Reproduisez intégralement, sans la moindre modification, l'extrait ci-dessous sur les migrants originaires de Sandrandahy.

─── Extrait du texte ───

7 Ces données ont été complétées par deux séries d’entretiens semi-directifs, conduits auprès de migrants ainsi que de membres de leur famille. L’analyse de ces entretiens permet d’étayer et d’illustrer les faits suggérés par les chiffres. Les premiers entretiens antérieurs à l’enquête quantitative ont été réalisés en octobre 2005 à Sandrandahy auprès de 30 individus. Ils renseignent sur le parcours migratoire des individus, les modalités d’organisation des départs, les motivations des départs, ainsi que les changements ressentis durant l’absence ou au retour du migrant. En avril 2008, une seconde série de 20 entretiens semi-directifs a été conduite auprès des migrants originaires de Sandrandahy installés à Ambanja, une des principales destinations des migrants de la zone. Les informations recueillies dans ce cadre portent sur l’existence dans cette ville d’un réseau de migrants originaires de Sandrandahy, sur le fonctionnement de ce réseau, l’opinion des familles sur la migration telle qu’elle est perçue par les migrants ainsi que l’importance et la motivation des transferts monétaires qu’ils effectuent.

Quelques définitions

Un ménage est l’ensemble des personnes, apparentées ou non, vivant sous le même toit, mettant en commun au moins une partie de leurs ressources, prenant des repas en commun et reconnaissant l’autorité d’un individu, le chef de ménage.

─── Jeu de données ───

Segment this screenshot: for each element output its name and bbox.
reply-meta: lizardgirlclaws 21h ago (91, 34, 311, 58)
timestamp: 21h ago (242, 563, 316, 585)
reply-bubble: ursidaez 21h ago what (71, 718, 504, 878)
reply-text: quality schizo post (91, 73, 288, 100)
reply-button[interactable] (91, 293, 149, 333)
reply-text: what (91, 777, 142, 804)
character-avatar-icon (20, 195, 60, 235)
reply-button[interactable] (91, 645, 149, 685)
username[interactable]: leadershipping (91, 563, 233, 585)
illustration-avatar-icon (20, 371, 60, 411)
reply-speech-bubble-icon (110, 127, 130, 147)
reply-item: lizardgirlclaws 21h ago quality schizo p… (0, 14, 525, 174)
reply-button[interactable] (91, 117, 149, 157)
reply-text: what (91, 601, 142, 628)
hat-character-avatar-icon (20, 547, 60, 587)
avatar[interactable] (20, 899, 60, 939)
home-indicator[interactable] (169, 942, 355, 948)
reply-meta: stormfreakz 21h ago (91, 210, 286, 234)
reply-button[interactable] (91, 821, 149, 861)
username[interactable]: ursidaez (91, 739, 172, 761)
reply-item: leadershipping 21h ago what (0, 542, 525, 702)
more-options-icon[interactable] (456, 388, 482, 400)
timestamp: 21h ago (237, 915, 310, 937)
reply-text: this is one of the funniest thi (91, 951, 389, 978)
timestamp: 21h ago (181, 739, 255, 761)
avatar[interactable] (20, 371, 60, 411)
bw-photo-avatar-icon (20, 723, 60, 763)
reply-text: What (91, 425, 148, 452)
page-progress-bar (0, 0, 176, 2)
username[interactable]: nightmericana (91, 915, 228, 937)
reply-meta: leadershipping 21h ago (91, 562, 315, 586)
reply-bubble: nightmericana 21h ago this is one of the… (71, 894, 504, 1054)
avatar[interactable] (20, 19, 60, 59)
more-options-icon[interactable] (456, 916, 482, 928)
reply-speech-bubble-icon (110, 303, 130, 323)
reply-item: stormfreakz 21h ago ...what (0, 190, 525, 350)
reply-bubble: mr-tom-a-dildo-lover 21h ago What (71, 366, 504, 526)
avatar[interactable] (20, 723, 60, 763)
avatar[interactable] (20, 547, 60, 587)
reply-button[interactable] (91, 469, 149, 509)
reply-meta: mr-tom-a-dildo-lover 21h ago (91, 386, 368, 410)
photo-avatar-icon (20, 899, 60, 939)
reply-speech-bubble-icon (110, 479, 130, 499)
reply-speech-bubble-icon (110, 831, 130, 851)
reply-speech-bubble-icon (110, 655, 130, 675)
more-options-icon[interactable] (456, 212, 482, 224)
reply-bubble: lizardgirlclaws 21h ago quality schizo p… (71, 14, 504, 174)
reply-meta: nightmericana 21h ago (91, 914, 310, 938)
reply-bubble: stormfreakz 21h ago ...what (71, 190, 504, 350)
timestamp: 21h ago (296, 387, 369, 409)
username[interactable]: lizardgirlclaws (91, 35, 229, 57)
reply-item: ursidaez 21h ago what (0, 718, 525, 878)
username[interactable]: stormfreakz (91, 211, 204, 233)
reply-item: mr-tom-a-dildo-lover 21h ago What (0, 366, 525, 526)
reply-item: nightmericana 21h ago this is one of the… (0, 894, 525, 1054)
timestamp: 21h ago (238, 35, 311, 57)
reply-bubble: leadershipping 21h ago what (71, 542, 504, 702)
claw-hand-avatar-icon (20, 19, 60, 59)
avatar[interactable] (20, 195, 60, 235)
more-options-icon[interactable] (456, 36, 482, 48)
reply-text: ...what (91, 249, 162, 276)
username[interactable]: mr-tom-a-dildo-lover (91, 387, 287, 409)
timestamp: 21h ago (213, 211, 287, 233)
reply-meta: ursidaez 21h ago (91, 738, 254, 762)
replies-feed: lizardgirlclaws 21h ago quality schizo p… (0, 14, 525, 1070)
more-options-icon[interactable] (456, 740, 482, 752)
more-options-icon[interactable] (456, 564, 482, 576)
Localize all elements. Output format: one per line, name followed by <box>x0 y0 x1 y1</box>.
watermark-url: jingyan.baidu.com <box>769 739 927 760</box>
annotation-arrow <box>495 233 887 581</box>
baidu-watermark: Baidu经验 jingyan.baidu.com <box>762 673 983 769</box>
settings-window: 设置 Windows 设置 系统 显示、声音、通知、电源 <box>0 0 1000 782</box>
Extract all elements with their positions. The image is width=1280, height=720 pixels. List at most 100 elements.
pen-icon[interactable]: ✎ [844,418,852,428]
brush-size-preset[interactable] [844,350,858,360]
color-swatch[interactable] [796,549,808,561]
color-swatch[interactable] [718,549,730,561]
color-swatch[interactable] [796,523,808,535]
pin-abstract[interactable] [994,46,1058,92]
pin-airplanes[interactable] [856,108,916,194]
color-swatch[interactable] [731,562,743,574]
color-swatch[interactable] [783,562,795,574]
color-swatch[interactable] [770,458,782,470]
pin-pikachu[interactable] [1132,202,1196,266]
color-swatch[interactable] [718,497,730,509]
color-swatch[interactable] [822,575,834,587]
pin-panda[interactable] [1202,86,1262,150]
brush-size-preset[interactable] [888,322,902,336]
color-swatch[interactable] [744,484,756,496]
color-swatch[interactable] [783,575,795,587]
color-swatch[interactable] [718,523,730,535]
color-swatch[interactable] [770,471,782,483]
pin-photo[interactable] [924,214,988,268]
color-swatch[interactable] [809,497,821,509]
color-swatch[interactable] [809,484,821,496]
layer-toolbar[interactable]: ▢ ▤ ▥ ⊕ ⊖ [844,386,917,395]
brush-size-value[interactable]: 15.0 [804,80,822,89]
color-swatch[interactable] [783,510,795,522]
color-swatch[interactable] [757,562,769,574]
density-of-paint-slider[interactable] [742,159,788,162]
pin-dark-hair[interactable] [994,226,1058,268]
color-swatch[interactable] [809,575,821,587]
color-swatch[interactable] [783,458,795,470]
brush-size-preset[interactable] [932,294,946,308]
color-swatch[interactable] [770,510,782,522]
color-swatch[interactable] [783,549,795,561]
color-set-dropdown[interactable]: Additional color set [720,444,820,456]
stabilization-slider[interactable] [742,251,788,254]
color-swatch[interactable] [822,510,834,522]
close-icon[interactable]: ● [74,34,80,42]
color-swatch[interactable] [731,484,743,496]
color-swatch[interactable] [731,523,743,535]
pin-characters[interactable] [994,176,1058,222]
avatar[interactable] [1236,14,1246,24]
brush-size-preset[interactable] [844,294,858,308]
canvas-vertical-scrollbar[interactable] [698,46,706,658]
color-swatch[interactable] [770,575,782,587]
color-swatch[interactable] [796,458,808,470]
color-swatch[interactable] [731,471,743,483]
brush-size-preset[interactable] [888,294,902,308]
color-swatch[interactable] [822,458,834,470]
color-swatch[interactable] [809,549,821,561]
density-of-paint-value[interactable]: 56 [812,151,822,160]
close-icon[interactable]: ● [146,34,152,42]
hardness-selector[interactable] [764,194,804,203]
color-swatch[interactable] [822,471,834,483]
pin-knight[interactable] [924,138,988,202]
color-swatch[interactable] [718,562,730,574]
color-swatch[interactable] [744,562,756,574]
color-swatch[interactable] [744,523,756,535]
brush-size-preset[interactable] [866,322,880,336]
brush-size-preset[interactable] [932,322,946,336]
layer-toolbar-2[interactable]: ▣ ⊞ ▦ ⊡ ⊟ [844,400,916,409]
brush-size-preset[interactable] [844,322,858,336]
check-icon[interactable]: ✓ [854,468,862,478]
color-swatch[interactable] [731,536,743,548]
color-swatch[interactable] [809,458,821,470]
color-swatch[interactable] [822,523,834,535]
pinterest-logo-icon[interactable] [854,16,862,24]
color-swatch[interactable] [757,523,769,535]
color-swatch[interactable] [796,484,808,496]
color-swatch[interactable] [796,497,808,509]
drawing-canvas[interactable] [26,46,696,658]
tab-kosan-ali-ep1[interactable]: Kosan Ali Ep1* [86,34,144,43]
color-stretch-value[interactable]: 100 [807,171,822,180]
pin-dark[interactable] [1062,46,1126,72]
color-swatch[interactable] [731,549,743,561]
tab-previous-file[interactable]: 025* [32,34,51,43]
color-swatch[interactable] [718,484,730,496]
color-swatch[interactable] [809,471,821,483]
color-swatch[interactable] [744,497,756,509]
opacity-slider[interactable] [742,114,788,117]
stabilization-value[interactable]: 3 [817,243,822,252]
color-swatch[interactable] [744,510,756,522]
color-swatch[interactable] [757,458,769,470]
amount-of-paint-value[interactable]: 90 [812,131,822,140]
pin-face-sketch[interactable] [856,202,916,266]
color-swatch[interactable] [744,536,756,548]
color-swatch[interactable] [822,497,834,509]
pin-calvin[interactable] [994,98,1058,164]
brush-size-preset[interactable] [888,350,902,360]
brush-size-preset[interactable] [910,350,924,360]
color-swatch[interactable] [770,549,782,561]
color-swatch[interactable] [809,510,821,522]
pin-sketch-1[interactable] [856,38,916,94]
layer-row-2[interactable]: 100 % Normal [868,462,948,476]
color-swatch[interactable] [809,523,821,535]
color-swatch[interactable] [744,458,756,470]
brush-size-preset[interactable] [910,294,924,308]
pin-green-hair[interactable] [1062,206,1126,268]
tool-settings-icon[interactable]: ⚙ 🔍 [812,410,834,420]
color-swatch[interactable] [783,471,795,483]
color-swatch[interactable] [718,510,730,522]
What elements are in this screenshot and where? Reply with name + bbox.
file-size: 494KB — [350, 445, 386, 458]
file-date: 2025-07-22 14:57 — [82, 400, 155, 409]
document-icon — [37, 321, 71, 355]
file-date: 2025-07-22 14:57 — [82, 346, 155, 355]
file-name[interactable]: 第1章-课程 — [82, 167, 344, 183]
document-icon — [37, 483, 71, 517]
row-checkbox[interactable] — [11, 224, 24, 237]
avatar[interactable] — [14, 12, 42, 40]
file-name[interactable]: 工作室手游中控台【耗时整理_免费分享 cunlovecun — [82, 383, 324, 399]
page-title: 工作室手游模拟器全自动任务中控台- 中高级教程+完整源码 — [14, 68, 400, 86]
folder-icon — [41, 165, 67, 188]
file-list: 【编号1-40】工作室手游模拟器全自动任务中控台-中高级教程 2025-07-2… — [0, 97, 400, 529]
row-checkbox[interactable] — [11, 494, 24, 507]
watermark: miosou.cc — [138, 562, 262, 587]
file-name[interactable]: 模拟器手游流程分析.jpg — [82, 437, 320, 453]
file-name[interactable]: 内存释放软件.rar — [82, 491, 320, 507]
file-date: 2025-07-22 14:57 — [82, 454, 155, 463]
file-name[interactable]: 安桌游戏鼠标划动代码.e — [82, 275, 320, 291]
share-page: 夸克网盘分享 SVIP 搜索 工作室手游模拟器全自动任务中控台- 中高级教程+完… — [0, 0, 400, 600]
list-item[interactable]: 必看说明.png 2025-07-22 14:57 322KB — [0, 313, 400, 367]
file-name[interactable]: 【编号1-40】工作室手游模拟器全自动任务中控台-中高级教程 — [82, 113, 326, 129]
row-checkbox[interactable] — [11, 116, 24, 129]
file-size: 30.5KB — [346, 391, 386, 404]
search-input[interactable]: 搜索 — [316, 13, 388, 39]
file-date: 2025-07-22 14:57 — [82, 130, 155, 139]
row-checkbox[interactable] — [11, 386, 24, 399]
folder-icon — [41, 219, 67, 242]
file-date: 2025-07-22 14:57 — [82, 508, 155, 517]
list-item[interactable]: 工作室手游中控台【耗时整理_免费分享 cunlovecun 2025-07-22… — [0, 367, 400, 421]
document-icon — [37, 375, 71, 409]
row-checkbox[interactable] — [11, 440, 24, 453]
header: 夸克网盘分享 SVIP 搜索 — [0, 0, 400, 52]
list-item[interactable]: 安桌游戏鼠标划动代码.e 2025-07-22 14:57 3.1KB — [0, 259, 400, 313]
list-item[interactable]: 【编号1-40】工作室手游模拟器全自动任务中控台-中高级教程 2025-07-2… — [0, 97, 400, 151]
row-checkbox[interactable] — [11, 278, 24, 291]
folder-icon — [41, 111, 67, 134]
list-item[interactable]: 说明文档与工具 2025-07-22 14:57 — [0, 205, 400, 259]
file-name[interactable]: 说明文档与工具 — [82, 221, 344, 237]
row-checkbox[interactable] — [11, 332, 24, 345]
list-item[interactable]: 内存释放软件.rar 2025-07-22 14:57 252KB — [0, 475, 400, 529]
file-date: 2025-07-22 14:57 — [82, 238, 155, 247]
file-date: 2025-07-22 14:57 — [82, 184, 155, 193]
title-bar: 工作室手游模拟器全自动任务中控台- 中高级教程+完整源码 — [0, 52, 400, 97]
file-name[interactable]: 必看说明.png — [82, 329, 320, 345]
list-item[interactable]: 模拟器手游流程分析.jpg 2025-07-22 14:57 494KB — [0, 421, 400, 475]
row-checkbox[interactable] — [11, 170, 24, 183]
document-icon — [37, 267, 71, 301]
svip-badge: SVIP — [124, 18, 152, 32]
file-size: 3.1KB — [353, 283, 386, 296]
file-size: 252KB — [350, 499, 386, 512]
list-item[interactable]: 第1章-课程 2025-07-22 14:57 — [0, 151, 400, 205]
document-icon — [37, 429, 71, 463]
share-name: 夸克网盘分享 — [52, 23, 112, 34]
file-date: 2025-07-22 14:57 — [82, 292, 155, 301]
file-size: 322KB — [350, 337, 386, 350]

───

### Tâche réalisée
7 Ces données ont été complétées par deux séries d’entretiens semi-directifs, conduits auprès de migrants ainsi que de membres de leur famille. L’analyse de ces entretiens permet d’étayer et d’illustrer les faits suggérés par les chiffres. Les premiers entretiens antérieurs à l’enquête quantitative ont été réalisés en octobre 2005 à Sandrandahy auprès de 30 individus. Ils renseignent sur le parcours migratoire des individus, les modalités d’organisation des départs, les motivations des départs, ainsi que les changements ressentis durant l’absence ou au retour du migrant. En avril 2008, une seconde série de 20 entretiens semi-directifs a été conduite auprès des migrants originaires de Sandrandahy installés à Ambanja, une des principales destinations des migrants de la zone. Les informations recueillies dans ce cadre portent sur l’existence dans cette ville d’un réseau de migrants originaires de Sandrandahy, sur le fonctionnement de ce réseau, l’opinion des familles sur la migration telle qu’elle est perçue par les migrants ainsi que l’importance et la motivation des transferts monétaires qu’ils effectuent.

Quelques définitions

Un ménage est l’ensemble des personnes, apparentées ou non, vivant sous le même toit, mettant en commun au moins une partie de leurs ressources, prenant des repas en commun et reconnaissant l’autorité d’un individu, le chef de ménage.